WHAT YOU SHOULD DO: Leave the pictures out and transcribe every record exactly.

===== EXCERPTED DATA =====

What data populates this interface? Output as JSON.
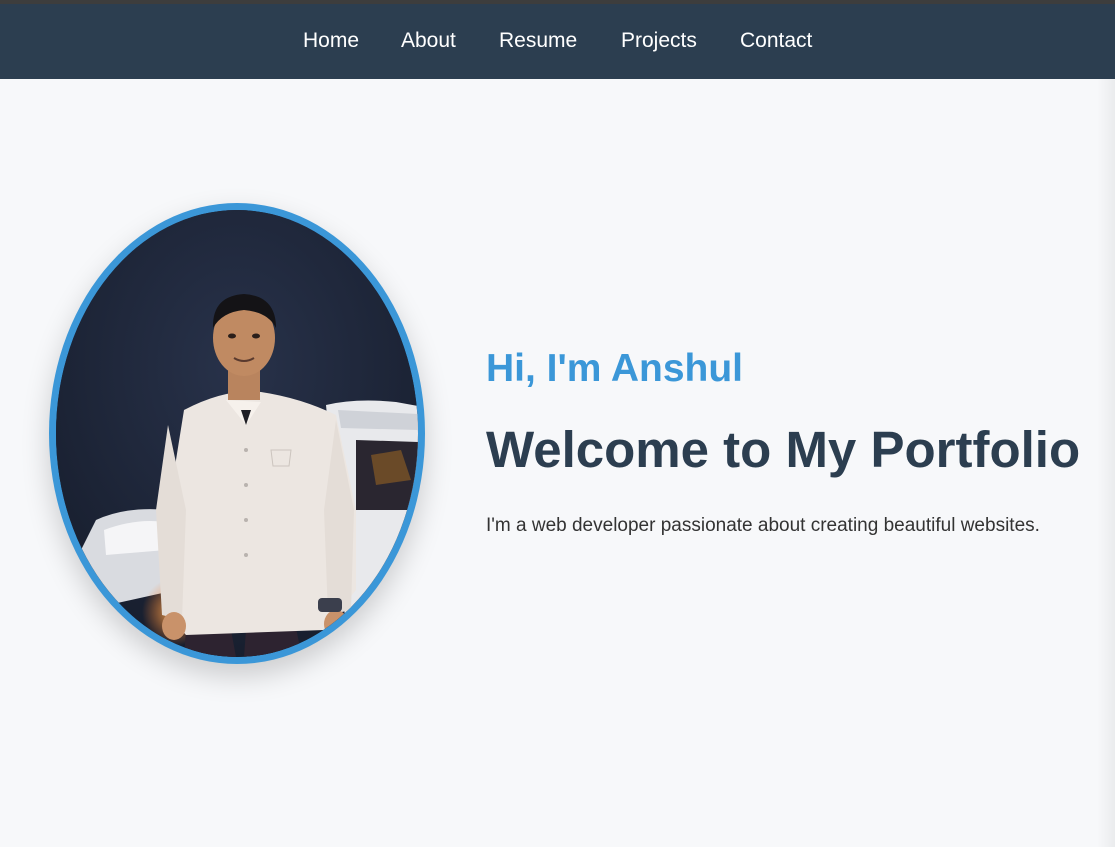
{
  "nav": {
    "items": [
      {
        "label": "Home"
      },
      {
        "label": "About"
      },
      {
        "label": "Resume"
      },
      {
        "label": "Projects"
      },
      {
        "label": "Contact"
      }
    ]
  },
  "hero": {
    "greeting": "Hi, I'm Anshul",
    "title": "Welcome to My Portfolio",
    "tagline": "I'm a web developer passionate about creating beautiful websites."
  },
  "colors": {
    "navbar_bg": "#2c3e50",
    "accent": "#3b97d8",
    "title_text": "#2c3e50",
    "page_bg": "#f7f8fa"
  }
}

=====

FINAL RESULT:
What data populates this interface? Output as JSON.
{
  "nav": {
    "items": [
      {
        "label": "Home"
      },
      {
        "label": "About"
      },
      {
        "label": "Resume"
      },
      {
        "label": "Projects"
      },
      {
        "label": "Contact"
      }
    ]
  },
  "hero": {
    "greeting": "Hi, I'm Anshul",
    "title": "Welcome to My Portfolio",
    "tagline": "I'm a web developer passionate about creating beautiful websites."
  },
  "colors": {
    "navbar_bg": "#2c3e50",
    "accent": "#3b97d8",
    "title_text": "#2c3e50",
    "page_bg": "#f7f8fa"
  }
}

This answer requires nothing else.